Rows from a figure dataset
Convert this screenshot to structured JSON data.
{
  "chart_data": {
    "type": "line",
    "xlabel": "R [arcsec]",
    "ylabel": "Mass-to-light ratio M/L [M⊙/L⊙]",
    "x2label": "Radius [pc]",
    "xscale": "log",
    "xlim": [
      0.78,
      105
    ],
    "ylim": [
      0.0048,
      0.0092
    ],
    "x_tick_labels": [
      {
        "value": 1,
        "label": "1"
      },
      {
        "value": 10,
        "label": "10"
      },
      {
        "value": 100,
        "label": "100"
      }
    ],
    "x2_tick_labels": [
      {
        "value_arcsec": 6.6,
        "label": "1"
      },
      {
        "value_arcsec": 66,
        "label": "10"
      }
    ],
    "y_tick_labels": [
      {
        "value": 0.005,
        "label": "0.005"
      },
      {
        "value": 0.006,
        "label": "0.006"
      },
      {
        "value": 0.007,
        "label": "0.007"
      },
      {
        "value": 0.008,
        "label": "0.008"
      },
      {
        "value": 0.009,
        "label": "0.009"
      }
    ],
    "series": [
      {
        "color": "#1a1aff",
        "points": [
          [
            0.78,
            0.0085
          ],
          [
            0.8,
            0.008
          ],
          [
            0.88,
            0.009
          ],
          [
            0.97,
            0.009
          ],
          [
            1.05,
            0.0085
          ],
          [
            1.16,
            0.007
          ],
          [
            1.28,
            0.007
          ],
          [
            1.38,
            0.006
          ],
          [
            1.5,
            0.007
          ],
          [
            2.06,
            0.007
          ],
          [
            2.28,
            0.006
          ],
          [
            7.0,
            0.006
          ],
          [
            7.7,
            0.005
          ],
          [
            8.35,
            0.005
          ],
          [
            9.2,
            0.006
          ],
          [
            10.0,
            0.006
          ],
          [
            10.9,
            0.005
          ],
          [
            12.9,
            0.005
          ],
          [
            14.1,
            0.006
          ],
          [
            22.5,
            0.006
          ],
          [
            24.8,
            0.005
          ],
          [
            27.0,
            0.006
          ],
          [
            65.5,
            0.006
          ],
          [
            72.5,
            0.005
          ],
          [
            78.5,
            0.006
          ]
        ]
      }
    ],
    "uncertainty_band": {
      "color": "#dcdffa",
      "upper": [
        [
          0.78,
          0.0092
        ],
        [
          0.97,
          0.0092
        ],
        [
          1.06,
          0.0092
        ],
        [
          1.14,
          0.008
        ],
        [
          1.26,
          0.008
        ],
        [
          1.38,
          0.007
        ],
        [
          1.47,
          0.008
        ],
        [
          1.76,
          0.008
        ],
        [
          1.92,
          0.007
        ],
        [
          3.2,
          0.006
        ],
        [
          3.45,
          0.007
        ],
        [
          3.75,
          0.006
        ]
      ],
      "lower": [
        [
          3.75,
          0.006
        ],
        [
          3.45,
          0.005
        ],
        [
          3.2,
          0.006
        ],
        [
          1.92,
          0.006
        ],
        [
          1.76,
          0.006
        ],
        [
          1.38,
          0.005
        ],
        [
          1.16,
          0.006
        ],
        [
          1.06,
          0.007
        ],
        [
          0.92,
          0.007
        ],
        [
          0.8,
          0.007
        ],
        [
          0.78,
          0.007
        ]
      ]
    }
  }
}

= SHORT PROBLEM =
All the entries above need to be reproduced exactly.

= EXERCISE RESULT =
Convert this screenshot to structured JSON data.
{
  "chart_data": {
    "type": "line",
    "xlabel": "R [arcsec]",
    "ylabel": "Mass-to-light ratio M/L [M⊙/L⊙]",
    "x2label": "Radius [pc]",
    "xscale": "log",
    "xlim": [
      0.78,
      105
    ],
    "ylim": [
      0.0048,
      0.0092
    ],
    "x_tick_labels": [
      {
        "value": 1,
        "label": "1"
      },
      {
        "value": 10,
        "label": "10"
      },
      {
        "value": 100,
        "label": "100"
      }
    ],
    "x2_tick_labels": [
      {
        "value_arcsec": 6.6,
        "label": "1"
      },
      {
        "value_arcsec": 66,
        "label": "10"
      }
    ],
    "y_tick_labels": [
      {
        "value": 0.005,
        "label": "0.005"
      },
      {
        "value": 0.006,
        "label": "0.006"
      },
      {
        "value": 0.007,
        "label": "0.007"
      },
      {
        "value": 0.008,
        "label": "0.008"
      },
      {
        "value": 0.009,
        "label": "0.009"
      }
    ],
    "series": [
      {
        "color": "#1a1aff",
        "points": [
          [
            0.78,
            0.0085
          ],
          [
            0.8,
            0.008
          ],
          [
            0.88,
            0.009
          ],
          [
            0.97,
            0.009
          ],
          [
            1.05,
            0.0085
          ],
          [
            1.16,
            0.007
          ],
          [
            1.28,
            0.007
          ],
          [
            1.38,
            0.006
          ],
          [
            1.5,
            0.007
          ],
          [
            2.06,
            0.007
          ],
          [
            2.28,
            0.006
          ],
          [
            7.0,
            0.006
          ],
          [
            7.7,
            0.005
          ],
          [
            8.35,
            0.005
          ],
          [
            9.2,
            0.006
          ],
          [
            10.0,
            0.006
          ],
          [
            10.9,
            0.005
          ],
          [
            12.9,
            0.005
          ],
          [
            14.1,
            0.006
          ],
          [
            22.5,
            0.006
          ],
          [
            24.8,
            0.005
          ],
          [
            27.0,
            0.006
          ],
          [
            65.5,
            0.006
          ],
          [
            72.5,
            0.005
          ],
          [
            78.5,
            0.006
          ]
        ]
      }
    ],
    "uncertainty_band": {
      "color": "#dcdffa",
      "upper": [
        [
          0.78,
          0.0092
        ],
        [
          0.97,
          0.0092
        ],
        [
          1.06,
          0.0092
        ],
        [
          1.14,
          0.008
        ],
        [
          1.26,
          0.008
        ],
        [
          1.38,
          0.007
        ],
        [
          1.47,
          0.008
        ],
        [
          1.76,
          0.008
        ],
        [
          1.92,
          0.007
        ],
        [
          3.2,
          0.006
        ],
        [
          3.45,
          0.007
        ],
        [
          3.75,
          0.006
        ]
      ],
      "lower": [
        [
          3.75,
          0.006
        ],
        [
          3.45,
          0.005
        ],
        [
          3.2,
          0.006
        ],
        [
          1.92,
          0.006
        ],
        [
          1.76,
          0.006
        ],
        [
          1.38,
          0.005
        ],
        [
          1.16,
          0.006
        ],
        [
          1.06,
          0.007
        ],
        [
          0.92,
          0.007
        ],
        [
          0.8,
          0.007
        ],
        [
          0.78,
          0.007
        ]
      ]
    }
  }
}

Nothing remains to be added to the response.